▶ [Aim of the task]:
Can you write out all the lines word for word, with no pictures?

▶ [Records to use]:
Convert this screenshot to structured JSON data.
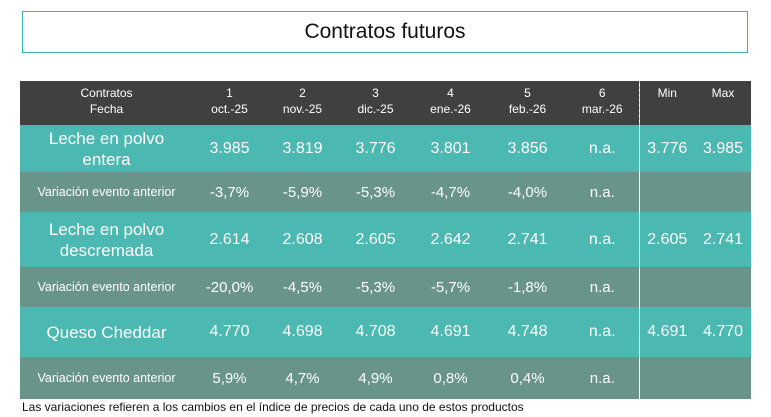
{
  "title": "Contratos futuros",
  "header": {
    "label_line1": "Contratos",
    "label_line2": "Fecha",
    "columns": [
      {
        "num": "1",
        "date": "oct.-25"
      },
      {
        "num": "2",
        "date": "nov.-25"
      },
      {
        "num": "3",
        "date": "dic.-25"
      },
      {
        "num": "4",
        "date": "ene.-26"
      },
      {
        "num": "5",
        "date": "feb.-26"
      },
      {
        "num": "6",
        "date": "mar.-26"
      }
    ],
    "min": "Min",
    "max": "Max"
  },
  "rows": [
    {
      "label_line1": "Leche en polvo",
      "label_line2": "entera",
      "values": [
        "3.985",
        "3.819",
        "3.776",
        "3.801",
        "3.856",
        "n.a."
      ],
      "min": "3.776",
      "max": "3.985"
    },
    {
      "label": "Variación evento anterior",
      "values": [
        "-3,7%",
        "-5,9%",
        "-5,3%",
        "-4,7%",
        "-4,0%",
        "n.a."
      ],
      "min": "",
      "max": ""
    },
    {
      "label_line1": "Leche en polvo",
      "label_line2": "descremada",
      "values": [
        "2.614",
        "2.608",
        "2.605",
        "2.642",
        "2.741",
        "n.a."
      ],
      "min": "2.605",
      "max": "2.741"
    },
    {
      "label": "Variación evento anterior",
      "values": [
        "-20,0%",
        "-4,5%",
        "-5,3%",
        "-5,7%",
        "-1,8%",
        "n.a."
      ],
      "min": "",
      "max": ""
    },
    {
      "label": "Queso Cheddar",
      "values": [
        "4.770",
        "4.698",
        "4.708",
        "4.691",
        "4.748",
        "n.a."
      ],
      "min": "4.691",
      "max": "4.770"
    },
    {
      "label": "Variación evento anterior",
      "values": [
        "5,9%",
        "4,7%",
        "4,9%",
        "0,8%",
        "0,4%",
        "n.a."
      ],
      "min": "",
      "max": ""
    }
  ],
  "footnote": "Las variaciones refieren a los cambios en el índice de precios de cada uno de estos productos",
  "colors": {
    "header_bg": "#404040",
    "main_row_bg": "#4bb8b2",
    "variation_row_bg": "#699489",
    "title_border": "#3bb3ad"
  }
}
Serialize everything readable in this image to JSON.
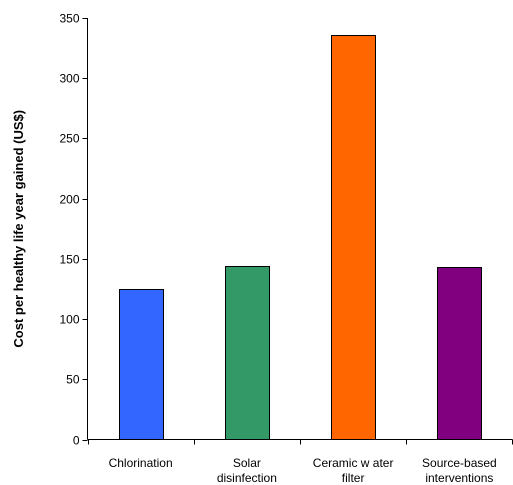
{
  "chart_data": {
    "type": "bar",
    "title": "",
    "xlabel": "",
    "ylabel": "Cost per healthy life year gained (US$)",
    "ylim": [
      0,
      350
    ],
    "yticks": [
      0,
      50,
      100,
      150,
      200,
      250,
      300,
      350
    ],
    "grid": false,
    "legend": "none",
    "categories": [
      [
        "Chlorination"
      ],
      [
        "Solar",
        "disinfection"
      ],
      [
        "Ceramic w ater",
        "filter"
      ],
      [
        "Source-based",
        "interventions"
      ]
    ],
    "values": [
      125,
      144,
      336,
      143
    ],
    "colors": [
      "#3366ff",
      "#339966",
      "#ff6600",
      "#800080"
    ]
  }
}
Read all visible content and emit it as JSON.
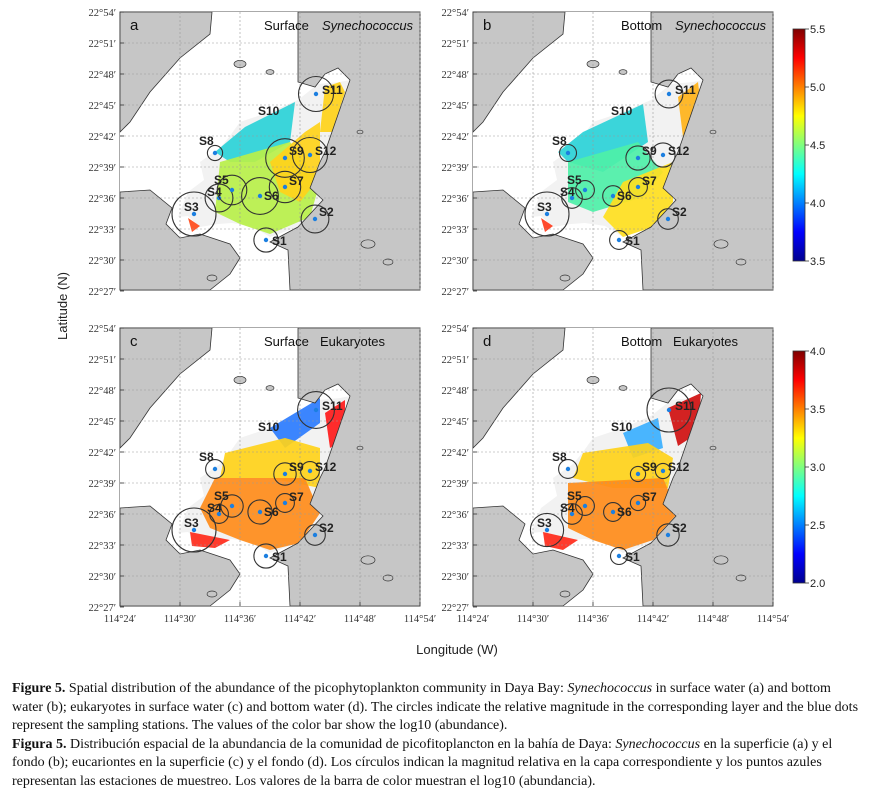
{
  "chart_data": {
    "type": "heatmap",
    "xlabel": "Longitude (W)",
    "ylabel": "Latitude (N)",
    "x_ticks": [
      "114°24′",
      "114°30′",
      "114°36′",
      "114°42′",
      "114°48′",
      "114°54′"
    ],
    "y_ticks": [
      "22°54′",
      "22°51′",
      "22°48′",
      "22°45′",
      "22°42′",
      "22°39′",
      "22°36′",
      "22°33′",
      "22°30′",
      "22°27′"
    ],
    "colorbars": [
      {
        "panels": [
          "a",
          "b"
        ],
        "range": [
          3.5,
          5.5
        ],
        "ticks": [
          "3.5",
          "4.0",
          "4.5",
          "5.0",
          "5.5"
        ]
      },
      {
        "panels": [
          "c",
          "d"
        ],
        "range": [
          2.0,
          4.0
        ],
        "ticks": [
          "2.0",
          "2.5",
          "3.0",
          "3.5",
          "4.0"
        ]
      }
    ],
    "stations": [
      "S1",
      "S2",
      "S3",
      "S4",
      "S5",
      "S6",
      "S7",
      "S8",
      "S9",
      "S10",
      "S11",
      "S12"
    ],
    "panels": [
      {
        "letter": "a",
        "layer": "Surface",
        "group": "Synechococcus",
        "circle_values": {
          "S1": 0.45,
          "S2": 0.55,
          "S3": 1.0,
          "S4": 0.55,
          "S5": 0.6,
          "S6": 0.8,
          "S7": 0.65,
          "S8": 0.2,
          "S9": 0.85,
          "S10": 0,
          "S11": 0.75,
          "S12": 0.75
        }
      },
      {
        "letter": "b",
        "layer": "Bottom",
        "group": "Synechococcus",
        "circle_values": {
          "S1": 0.3,
          "S2": 0.35,
          "S3": 1.0,
          "S4": 0.35,
          "S5": 0.3,
          "S6": 0.35,
          "S7": 0.3,
          "S8": 0.25,
          "S9": 0.45,
          "S10": 0,
          "S11": 0.55,
          "S12": 0.45
        }
      },
      {
        "letter": "c",
        "layer": "Surface",
        "group": "Eukaryotes",
        "circle_values": {
          "S1": 0.45,
          "S2": 0.35,
          "S3": 1.0,
          "S4": 0.3,
          "S5": 0.4,
          "S6": 0.45,
          "S7": 0.3,
          "S8": 0.3,
          "S9": 0.4,
          "S10": 0,
          "S11": 0.8,
          "S12": 0.3
        }
      },
      {
        "letter": "d",
        "layer": "Bottom",
        "group": "Eukaryotes",
        "circle_values": {
          "S1": 0.25,
          "S2": 0.4,
          "S3": 0.7,
          "S4": 0.35,
          "S5": 0.3,
          "S6": 0.3,
          "S7": 0.2,
          "S8": 0.3,
          "S9": 0.2,
          "S10": 0,
          "S11": 1.0,
          "S12": 0.2
        }
      }
    ]
  },
  "caption": {
    "en_label": "Figure 5.",
    "en_text_1": " Spatial distribution of the abundance of the picophytoplankton community in Daya Bay: ",
    "en_syn": "Synechococcus",
    "en_text_2": " in surface water (a) and bottom water (b); eukaryotes in surface water (c) and bottom water (d). The circles indicate the relative magnitude in the corresponding layer and the blue dots represent the sampling stations. The values of the color bar show the log10 (abundance).",
    "es_label": "Figura 5.",
    "es_text_1": " Distribución espacial de la abundancia de la comunidad de picofitoplancton en la bahía de Daya: ",
    "es_syn": "Synechococcus",
    "es_text_2": " en la superficie (a) y el fondo (b); eucariontes en la superficie (c) y el fondo (d). Los círculos indican la magnitud relativa en la capa correspondiente y los puntos azules representan las estaciones de muestreo. Los valores de la barra de color muestran el log10 (abundancia)."
  }
}
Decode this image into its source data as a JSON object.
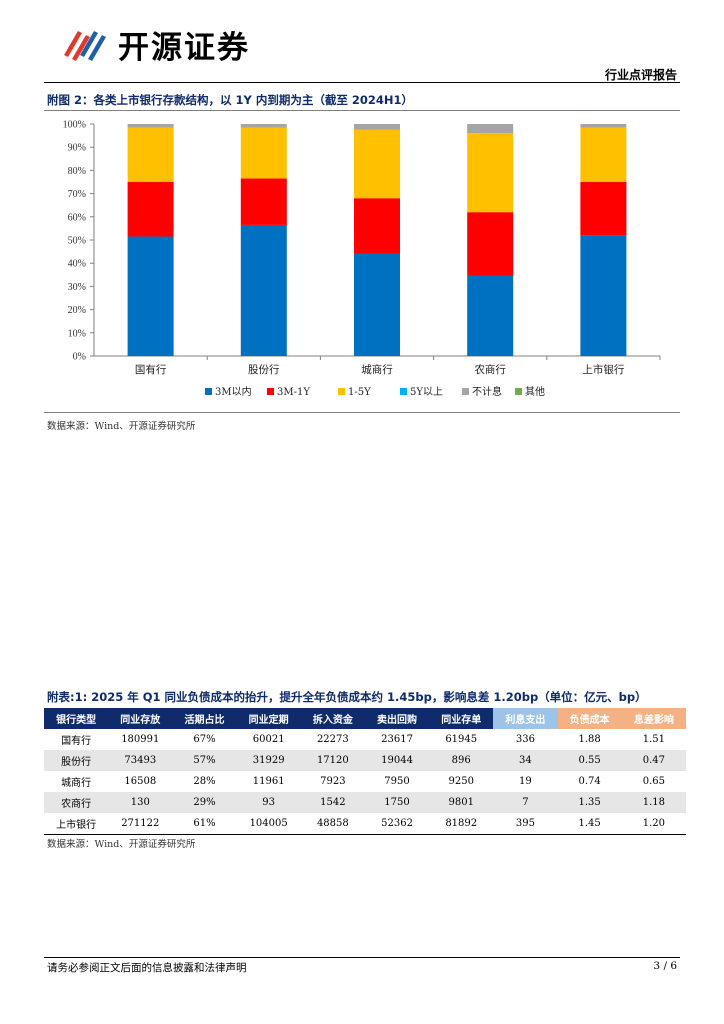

▶ [The output]:
Convert this screenshot to structured JSON data.
{
  "title": "Contratos futuros",
  "header": {
    "label_line1": "Contratos",
    "label_line2": "Fecha",
    "columns": [
      {
        "num": "1",
        "date": "oct.-25"
      },
      {
        "num": "2",
        "date": "nov.-25"
      },
      {
        "num": "3",
        "date": "dic.-25"
      },
      {
        "num": "4",
        "date": "ene.-26"
      },
      {
        "num": "5",
        "date": "feb.-26"
      },
      {
        "num": "6",
        "date": "mar.-26"
      }
    ],
    "min": "Min",
    "max": "Max"
  },
  "rows": [
    {
      "label_line1": "Leche en polvo",
      "label_line2": "entera",
      "values": [
        "3.985",
        "3.819",
        "3.776",
        "3.801",
        "3.856",
        "n.a."
      ],
      "min": "3.776",
      "max": "3.985"
    },
    {
      "label": "Variación evento anterior",
      "values": [
        "-3,7%",
        "-5,9%",
        "-5,3%",
        "-4,7%",
        "-4,0%",
        "n.a."
      ],
      "min": "",
      "max": ""
    },
    {
      "label_line1": "Leche en polvo",
      "label_line2": "descremada",
      "values": [
        "2.614",
        "2.608",
        "2.605",
        "2.642",
        "2.741",
        "n.a."
      ],
      "min": "2.605",
      "max": "2.741"
    },
    {
      "label": "Variación evento anterior",
      "values": [
        "-20,0%",
        "-4,5%",
        "-5,3%",
        "-5,7%",
        "-1,8%",
        "n.a."
      ],
      "min": "",
      "max": ""
    },
    {
      "label": "Queso Cheddar",
      "values": [
        "4.770",
        "4.698",
        "4.708",
        "4.691",
        "4.748",
        "n.a."
      ],
      "min": "4.691",
      "max": "4.770"
    },
    {
      "label": "Variación evento anterior",
      "values": [
        "5,9%",
        "4,7%",
        "4,9%",
        "0,8%",
        "0,4%",
        "n.a."
      ],
      "min": "",
      "max": ""
    }
  ],
  "footnote": "Las variaciones refieren a los cambios en el índice de precios de cada uno de estos productos",
  "colors": {
    "header_bg": "#404040",
    "main_row_bg": "#4bb8b2",
    "variation_row_bg": "#699489",
    "title_border": "#3bb3ad"
  }
}
Serialize everything readable in this image to JSON.
{
  "chart_data": {
    "type": "bar",
    "title": "",
    "xlabel": "",
    "ylabel": "Cost per healthy life year gained (US$)",
    "ylim": [
      0,
      350
    ],
    "yticks": [
      0,
      50,
      100,
      150,
      200,
      250,
      300,
      350
    ],
    "grid": false,
    "legend": "none",
    "categories": [
      [
        "Chlorination"
      ],
      [
        "Solar",
        "disinfection"
      ],
      [
        "Ceramic w ater",
        "filter"
      ],
      [
        "Source-based",
        "interventions"
      ]
    ],
    "values": [
      125,
      144,
      336,
      143
    ],
    "colors": [
      "#3366ff",
      "#339966",
      "#ff6600",
      "#800080"
    ]
  }
}
Read all visible content and emit it as JSON.
{
  "chart_data": {
    "type": "heatmap",
    "xlabel": "Longitude (W)",
    "ylabel": "Latitude (N)",
    "x_ticks": [
      "114°24′",
      "114°30′",
      "114°36′",
      "114°42′",
      "114°48′",
      "114°54′"
    ],
    "y_ticks": [
      "22°54′",
      "22°51′",
      "22°48′",
      "22°45′",
      "22°42′",
      "22°39′",
      "22°36′",
      "22°33′",
      "22°30′",
      "22°27′"
    ],
    "colorbars": [
      {
        "panels": [
          "a",
          "b"
        ],
        "range": [
          3.5,
          5.5
        ],
        "ticks": [
          "3.5",
          "4.0",
          "4.5",
          "5.0",
          "5.5"
        ]
      },
      {
        "panels": [
          "c",
          "d"
        ],
        "range": [
          2.0,
          4.0
        ],
        "ticks": [
          "2.0",
          "2.5",
          "3.0",
          "3.5",
          "4.0"
        ]
      }
    ],
    "stations": [
      "S1",
      "S2",
      "S3",
      "S4",
      "S5",
      "S6",
      "S7",
      "S8",
      "S9",
      "S10",
      "S11",
      "S12"
    ],
    "panels": [
      {
        "letter": "a",
        "layer": "Surface",
        "group": "Synechococcus",
        "circle_values": {
          "S1": 0.45,
          "S2": 0.55,
          "S3": 1.0,
          "S4": 0.55,
          "S5": 0.6,
          "S6": 0.8,
          "S7": 0.65,
          "S8": 0.2,
          "S9": 0.85,
          "S10": 0,
          "S11": 0.75,
          "S12": 0.75
        }
      },
      {
        "letter": "b",
        "layer": "Bottom",
        "group": "Synechococcus",
        "circle_values": {
          "S1": 0.3,
          "S2": 0.35,
          "S3": 1.0,
          "S4": 0.35,
          "S5": 0.3,
          "S6": 0.35,
          "S7": 0.3,
          "S8": 0.25,
          "S9": 0.45,
          "S10": 0,
          "S11": 0.55,
          "S12": 0.45
        }
      },
      {
        "letter": "c",
        "layer": "Surface",
        "group": "Eukaryotes",
        "circle_values": {
          "S1": 0.45,
          "S2": 0.35,
          "S3": 1.0,
          "S4": 0.3,
          "S5": 0.4,
          "S6": 0.45,
          "S7": 0.3,
          "S8": 0.3,
          "S9": 0.4,
          "S10": 0,
          "S11": 0.8,
          "S12": 0.3
        }
      },
      {
        "letter": "d",
        "layer": "Bottom",
        "group": "Eukaryotes",
        "circle_values": {
          "S1": 0.25,
          "S2": 0.4,
          "S3": 0.7,
          "S4": 0.35,
          "S5": 0.3,
          "S6": 0.3,
          "S7": 0.2,
          "S8": 0.3,
          "S9": 0.2,
          "S10": 0,
          "S11": 1.0,
          "S12": 0.2
        }
      }
    ]
  },
  "caption": {
    "en_label": "Figure 5.",
    "en_text_1": " Spatial distribution of the abundance of the picophytoplankton community in Daya Bay: ",
    "en_syn": "Synechococcus",
    "en_text_2": " in surface water (a) and bottom water (b); eukaryotes in surface water (c) and bottom water (d). The circles indicate the relative magnitude in the corresponding layer and the blue dots represent the sampling stations. The values of the color bar show the log10 (abundance).",
    "es_label": "Figura 5.",
    "es_text_1": " Distribución espacial de la abundancia de la comunidad de picofitoplancton en la bahía de Daya: ",
    "es_syn": "Synechococcus",
    "es_text_2": " en la superficie (a) y el fondo (b); eucariontes en la superficie (c) y el fondo (d). Los círculos indican la magnitud relativa en la capa correspondiente y los puntos azules representan las estaciones de muestreo. Los valores de la barra de color muestran el log10 (abundancia)."
  }
}
Decode this image into its source data as a JSON object.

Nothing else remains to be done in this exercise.